### Short problem
Scan the data below for the string "JSON". Show every line where it turns up.

Extracted records
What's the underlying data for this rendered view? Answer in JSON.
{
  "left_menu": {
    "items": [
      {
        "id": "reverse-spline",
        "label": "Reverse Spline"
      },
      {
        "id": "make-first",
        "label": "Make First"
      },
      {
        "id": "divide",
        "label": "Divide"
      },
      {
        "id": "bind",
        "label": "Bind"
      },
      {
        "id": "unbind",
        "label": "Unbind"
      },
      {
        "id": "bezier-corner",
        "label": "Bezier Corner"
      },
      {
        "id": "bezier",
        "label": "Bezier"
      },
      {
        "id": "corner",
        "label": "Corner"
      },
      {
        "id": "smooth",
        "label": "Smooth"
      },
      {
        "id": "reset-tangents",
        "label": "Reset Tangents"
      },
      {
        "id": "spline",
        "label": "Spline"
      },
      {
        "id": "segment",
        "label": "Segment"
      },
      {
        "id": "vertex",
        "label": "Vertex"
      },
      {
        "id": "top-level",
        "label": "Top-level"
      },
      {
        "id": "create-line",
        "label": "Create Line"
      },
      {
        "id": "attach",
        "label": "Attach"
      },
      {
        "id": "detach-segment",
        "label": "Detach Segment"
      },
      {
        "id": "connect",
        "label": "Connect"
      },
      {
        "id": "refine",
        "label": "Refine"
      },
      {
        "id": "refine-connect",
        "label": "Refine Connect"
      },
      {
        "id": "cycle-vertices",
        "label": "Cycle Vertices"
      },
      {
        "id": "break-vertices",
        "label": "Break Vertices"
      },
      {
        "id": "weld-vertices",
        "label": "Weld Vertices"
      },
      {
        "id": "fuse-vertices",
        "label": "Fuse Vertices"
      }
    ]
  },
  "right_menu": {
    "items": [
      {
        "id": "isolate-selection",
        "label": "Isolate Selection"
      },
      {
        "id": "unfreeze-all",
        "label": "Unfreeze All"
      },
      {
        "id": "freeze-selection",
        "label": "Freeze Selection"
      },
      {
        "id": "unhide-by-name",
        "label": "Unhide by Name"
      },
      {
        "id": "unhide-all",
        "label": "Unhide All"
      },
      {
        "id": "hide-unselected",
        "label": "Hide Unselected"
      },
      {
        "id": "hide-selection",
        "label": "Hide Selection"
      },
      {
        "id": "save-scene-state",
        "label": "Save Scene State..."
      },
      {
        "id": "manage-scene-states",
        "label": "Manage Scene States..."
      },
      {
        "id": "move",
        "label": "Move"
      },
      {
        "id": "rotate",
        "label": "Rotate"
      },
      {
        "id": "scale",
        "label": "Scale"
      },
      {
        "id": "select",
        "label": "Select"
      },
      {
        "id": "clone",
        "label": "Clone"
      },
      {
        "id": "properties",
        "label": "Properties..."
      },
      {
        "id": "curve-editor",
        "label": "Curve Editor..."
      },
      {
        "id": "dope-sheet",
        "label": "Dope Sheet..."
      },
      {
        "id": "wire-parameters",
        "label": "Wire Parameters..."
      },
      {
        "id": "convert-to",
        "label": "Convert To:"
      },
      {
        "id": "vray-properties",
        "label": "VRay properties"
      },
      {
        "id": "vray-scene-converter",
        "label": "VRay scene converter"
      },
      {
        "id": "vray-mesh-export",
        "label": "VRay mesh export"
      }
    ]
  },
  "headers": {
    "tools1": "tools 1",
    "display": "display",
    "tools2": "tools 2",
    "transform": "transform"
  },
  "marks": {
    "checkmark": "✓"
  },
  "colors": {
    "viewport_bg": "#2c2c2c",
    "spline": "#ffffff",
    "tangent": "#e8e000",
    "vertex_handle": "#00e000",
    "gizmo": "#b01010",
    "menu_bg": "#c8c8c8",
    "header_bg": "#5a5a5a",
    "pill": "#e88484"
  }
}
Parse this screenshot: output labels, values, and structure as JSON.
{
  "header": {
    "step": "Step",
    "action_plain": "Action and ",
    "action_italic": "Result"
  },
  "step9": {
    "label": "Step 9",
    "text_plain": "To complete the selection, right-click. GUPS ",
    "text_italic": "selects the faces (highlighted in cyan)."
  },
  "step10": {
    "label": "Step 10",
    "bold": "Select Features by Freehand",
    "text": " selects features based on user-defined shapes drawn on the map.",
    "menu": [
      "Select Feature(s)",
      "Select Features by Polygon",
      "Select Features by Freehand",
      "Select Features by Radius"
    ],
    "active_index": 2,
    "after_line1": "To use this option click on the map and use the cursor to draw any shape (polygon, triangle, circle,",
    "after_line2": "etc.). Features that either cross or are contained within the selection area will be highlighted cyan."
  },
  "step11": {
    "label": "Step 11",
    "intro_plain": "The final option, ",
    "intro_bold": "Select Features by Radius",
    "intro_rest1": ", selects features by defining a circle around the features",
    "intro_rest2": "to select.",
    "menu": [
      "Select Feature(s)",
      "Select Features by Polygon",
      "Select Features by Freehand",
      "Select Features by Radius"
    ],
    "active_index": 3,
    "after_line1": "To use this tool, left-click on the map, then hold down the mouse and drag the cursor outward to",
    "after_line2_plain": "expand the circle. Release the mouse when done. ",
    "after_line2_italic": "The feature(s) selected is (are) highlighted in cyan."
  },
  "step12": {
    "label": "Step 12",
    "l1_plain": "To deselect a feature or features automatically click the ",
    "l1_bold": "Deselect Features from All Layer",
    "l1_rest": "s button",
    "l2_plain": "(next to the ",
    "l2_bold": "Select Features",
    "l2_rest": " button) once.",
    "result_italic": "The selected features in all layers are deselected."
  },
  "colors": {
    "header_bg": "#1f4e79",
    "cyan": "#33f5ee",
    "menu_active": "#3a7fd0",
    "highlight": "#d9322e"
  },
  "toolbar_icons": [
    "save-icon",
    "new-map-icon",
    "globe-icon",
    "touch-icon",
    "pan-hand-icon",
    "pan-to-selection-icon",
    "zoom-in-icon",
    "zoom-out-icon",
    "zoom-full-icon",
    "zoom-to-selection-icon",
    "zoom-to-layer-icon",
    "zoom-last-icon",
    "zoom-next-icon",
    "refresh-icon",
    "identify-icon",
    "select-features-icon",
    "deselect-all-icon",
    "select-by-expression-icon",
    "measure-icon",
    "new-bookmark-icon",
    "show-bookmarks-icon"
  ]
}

### Task response
What's the underlying data for this rendered view? Answer in JSON.
Parse this screenshot: output labels, values, and structure as JSON.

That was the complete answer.